Material to process

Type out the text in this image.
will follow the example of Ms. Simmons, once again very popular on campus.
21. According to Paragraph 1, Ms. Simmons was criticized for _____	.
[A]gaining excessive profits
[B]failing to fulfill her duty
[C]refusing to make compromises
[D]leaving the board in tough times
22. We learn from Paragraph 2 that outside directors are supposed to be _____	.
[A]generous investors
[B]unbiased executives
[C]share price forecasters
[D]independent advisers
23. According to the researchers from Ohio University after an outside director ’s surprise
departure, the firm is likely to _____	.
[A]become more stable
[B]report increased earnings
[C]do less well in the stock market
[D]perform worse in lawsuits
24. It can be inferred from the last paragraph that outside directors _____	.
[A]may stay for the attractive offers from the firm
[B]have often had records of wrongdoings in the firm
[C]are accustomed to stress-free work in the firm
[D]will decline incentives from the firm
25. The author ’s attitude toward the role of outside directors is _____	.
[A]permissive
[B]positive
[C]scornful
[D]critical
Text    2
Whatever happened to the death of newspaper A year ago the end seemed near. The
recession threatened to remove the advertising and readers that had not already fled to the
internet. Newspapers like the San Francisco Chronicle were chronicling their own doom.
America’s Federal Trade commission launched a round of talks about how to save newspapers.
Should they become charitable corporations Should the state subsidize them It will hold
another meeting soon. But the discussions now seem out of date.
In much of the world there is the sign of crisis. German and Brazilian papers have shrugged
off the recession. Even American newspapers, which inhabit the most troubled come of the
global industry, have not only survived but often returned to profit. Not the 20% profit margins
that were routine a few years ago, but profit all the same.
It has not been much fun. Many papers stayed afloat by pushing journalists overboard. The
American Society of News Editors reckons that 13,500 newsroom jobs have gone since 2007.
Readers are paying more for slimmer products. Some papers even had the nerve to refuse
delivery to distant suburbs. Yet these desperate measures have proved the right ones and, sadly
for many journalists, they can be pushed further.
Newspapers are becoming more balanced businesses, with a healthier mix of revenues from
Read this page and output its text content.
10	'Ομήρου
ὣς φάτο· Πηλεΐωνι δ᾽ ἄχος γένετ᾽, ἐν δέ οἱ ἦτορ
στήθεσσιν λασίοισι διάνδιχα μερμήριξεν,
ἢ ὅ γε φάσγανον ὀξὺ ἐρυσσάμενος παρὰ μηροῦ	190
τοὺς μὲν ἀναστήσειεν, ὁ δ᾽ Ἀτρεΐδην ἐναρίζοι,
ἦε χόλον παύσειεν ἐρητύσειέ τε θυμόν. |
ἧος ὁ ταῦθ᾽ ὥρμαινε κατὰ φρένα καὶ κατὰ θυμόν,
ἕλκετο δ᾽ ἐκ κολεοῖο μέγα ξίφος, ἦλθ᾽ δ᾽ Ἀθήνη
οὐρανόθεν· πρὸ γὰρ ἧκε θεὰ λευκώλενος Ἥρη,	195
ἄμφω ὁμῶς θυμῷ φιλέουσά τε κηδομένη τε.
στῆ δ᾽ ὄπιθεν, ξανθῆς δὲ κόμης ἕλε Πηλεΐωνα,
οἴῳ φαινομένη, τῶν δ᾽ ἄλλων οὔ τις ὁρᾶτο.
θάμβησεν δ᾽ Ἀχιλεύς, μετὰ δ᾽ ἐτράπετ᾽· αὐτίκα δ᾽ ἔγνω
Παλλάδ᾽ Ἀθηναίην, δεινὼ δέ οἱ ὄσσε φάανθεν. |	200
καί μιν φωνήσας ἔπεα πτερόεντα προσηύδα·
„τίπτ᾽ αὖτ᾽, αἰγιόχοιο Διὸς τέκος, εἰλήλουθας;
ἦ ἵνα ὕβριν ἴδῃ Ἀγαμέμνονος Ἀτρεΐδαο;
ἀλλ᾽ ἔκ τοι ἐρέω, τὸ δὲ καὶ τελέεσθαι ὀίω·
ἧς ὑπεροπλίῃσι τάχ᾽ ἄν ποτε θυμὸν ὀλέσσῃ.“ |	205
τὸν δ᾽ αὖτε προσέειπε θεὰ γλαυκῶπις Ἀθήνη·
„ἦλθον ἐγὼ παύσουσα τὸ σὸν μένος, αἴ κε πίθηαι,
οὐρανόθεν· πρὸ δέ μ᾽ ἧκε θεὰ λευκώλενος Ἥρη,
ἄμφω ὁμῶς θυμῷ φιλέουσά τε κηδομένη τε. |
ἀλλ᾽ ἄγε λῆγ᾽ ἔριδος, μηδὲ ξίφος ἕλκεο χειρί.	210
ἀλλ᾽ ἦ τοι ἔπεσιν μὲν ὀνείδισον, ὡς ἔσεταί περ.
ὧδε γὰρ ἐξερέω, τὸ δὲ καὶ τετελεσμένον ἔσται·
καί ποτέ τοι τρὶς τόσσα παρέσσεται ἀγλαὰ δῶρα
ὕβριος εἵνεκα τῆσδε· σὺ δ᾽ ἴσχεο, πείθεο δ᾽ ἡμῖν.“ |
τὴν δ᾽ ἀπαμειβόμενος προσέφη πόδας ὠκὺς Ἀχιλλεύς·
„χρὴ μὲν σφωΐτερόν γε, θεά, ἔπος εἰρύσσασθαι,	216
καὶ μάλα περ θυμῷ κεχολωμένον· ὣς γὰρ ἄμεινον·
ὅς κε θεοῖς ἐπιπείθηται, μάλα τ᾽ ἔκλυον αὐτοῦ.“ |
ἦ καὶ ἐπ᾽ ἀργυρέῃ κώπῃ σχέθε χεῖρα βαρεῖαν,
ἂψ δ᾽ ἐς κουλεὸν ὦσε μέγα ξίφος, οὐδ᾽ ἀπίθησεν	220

Task goal
From the records above, extract each line exactly as shown.

Output of the exercise
Type out the text in this image.
will follow the example of Ms. Simmons, once again very popular on campus.
21. According to Paragraph 1, Ms. Simmons was criticized for _____	.
[A]gaining excessive profits
[B]failing to fulfill her duty
[C]refusing to make compromises
[D]leaving the board in tough times
22. We learn from Paragraph 2 that outside directors are supposed to be _____	.
[A]generous investors
[B]unbiased executives
[C]share price forecasters
[D]independent advisers
23. According to the researchers from Ohio University after an outside director ’s surprise
departure, the firm is likely to _____	.
[A]become more stable
[B]report increased earnings
[C]do less well in the stock market
[D]perform worse in lawsuits
24. It can be inferred from the last paragraph that outside directors _____	.
[A]may stay for the attractive offers from the firm
[B]have often had records of wrongdoings in the firm
[C]are accustomed to stress-free work in the firm
[D]will decline incentives from the firm
25. The author ’s attitude toward the role of outside directors is _____	.
[A]permissive
[B]positive
[C]scornful
[D]critical
Text    2
Whatever happened to the death of newspaper A year ago the end seemed near. The
recession threatened to remove the advertising and readers that had not already fled to the
internet. Newspapers like the San Francisco Chronicle were chronicling their own doom.
America’s Federal Trade commission launched a round of talks about how to save newspapers.
Should they become charitable corporations Should the state subsidize them It will hold
another meeting soon. But the discussions now seem out of date.
In much of the world there is the sign of crisis. German and Brazilian papers have shrugged
off the recession. Even American newspapers, which inhabit the most troubled come of the
global industry, have not only survived but often returned to profit. Not the 20% profit margins
that were routine a few years ago, but profit all the same.
It has not been much fun. Many papers stayed afloat by pushing journalists overboard. The
American Society of News Editors reckons that 13,500 newsroom jobs have gone since 2007.
Readers are paying more for slimmer products. Some papers even had the nerve to refuse
delivery to distant suburbs. Yet these desperate measures have proved the right ones and, sadly
for many journalists, they can be pushed further.
Newspapers are becoming more balanced businesses, with a healthier mix of revenues from
Read this page and output its text content.
10	'Ομήρου
ὣς φάτο· Πηλεΐωνι δ᾽ ἄχος γένετ᾽, ἐν δέ οἱ ἦτορ
στήθεσσιν λασίοισι διάνδιχα μερμήριξεν,
ἢ ὅ γε φάσγανον ὀξὺ ἐρυσσάμενος παρὰ μηροῦ	190
τοὺς μὲν ἀναστήσειεν, ὁ δ᾽ Ἀτρεΐδην ἐναρίζοι,
ἦε χόλον παύσειεν ἐρητύσειέ τε θυμόν. |
ἧος ὁ ταῦθ᾽ ὥρμαινε κατὰ φρένα καὶ κατὰ θυμόν,
ἕλκετο δ᾽ ἐκ κολεοῖο μέγα ξίφος, ἦλθ᾽ δ᾽ Ἀθήνη
οὐρανόθεν· πρὸ γὰρ ἧκε θεὰ λευκώλενος Ἥρη,	195
ἄμφω ὁμῶς θυμῷ φιλέουσά τε κηδομένη τε.
στῆ δ᾽ ὄπιθεν, ξανθῆς δὲ κόμης ἕλε Πηλεΐωνα,
οἴῳ φαινομένη, τῶν δ᾽ ἄλλων οὔ τις ὁρᾶτο.
θάμβησεν δ᾽ Ἀχιλεύς, μετὰ δ᾽ ἐτράπετ᾽· αὐτίκα δ᾽ ἔγνω
Παλλάδ᾽ Ἀθηναίην, δεινὼ δέ οἱ ὄσσε φάανθεν. |	200
καί μιν φωνήσας ἔπεα πτερόεντα προσηύδα·
„τίπτ᾽ αὖτ᾽, αἰγιόχοιο Διὸς τέκος, εἰλήλουθας;
ἦ ἵνα ὕβριν ἴδῃ Ἀγαμέμνονος Ἀτρεΐδαο;
ἀλλ᾽ ἔκ τοι ἐρέω, τὸ δὲ καὶ τελέεσθαι ὀίω·
ἧς ὑπεροπλίῃσι τάχ᾽ ἄν ποτε θυμὸν ὀλέσσῃ.“ |	205
τὸν δ᾽ αὖτε προσέειπε θεὰ γλαυκῶπις Ἀθήνη·
„ἦλθον ἐγὼ παύσουσα τὸ σὸν μένος, αἴ κε πίθηαι,
οὐρανόθεν· πρὸ δέ μ᾽ ἧκε θεὰ λευκώλενος Ἥρη,
ἄμφω ὁμῶς θυμῷ φιλέουσά τε κηδομένη τε. |
ἀλλ᾽ ἄγε λῆγ᾽ ἔριδος, μηδὲ ξίφος ἕλκεο χειρί.	210
ἀλλ᾽ ἦ τοι ἔπεσιν μὲν ὀνείδισον, ὡς ἔσεταί περ.
ὧδε γὰρ ἐξερέω, τὸ δὲ καὶ τετελεσμένον ἔσται·
καί ποτέ τοι τρὶς τόσσα παρέσσεται ἀγλαὰ δῶρα
ὕβριος εἵνεκα τῆσδε· σὺ δ᾽ ἴσχεο, πείθεο δ᾽ ἡμῖν.“ |
τὴν δ᾽ ἀπαμειβόμενος προσέφη πόδας ὠκὺς Ἀχιλλεύς·
„χρὴ μὲν σφωΐτερόν γε, θεά, ἔπος εἰρύσσασθαι,	216
καὶ μάλα περ θυμῷ κεχολωμένον· ὣς γὰρ ἄμεινον·
ὅς κε θεοῖς ἐπιπείθηται, μάλα τ᾽ ἔκλυον αὐτοῦ.“ |
ἦ καὶ ἐπ᾽ ἀργυρέῃ κώπῃ σχέθε χεῖρα βαρεῖαν,
ἂψ δ᾽ ἐς κουλεὸν ὦσε μέγα ξίφος, οὐδ᾽ ἀπίθησεν	220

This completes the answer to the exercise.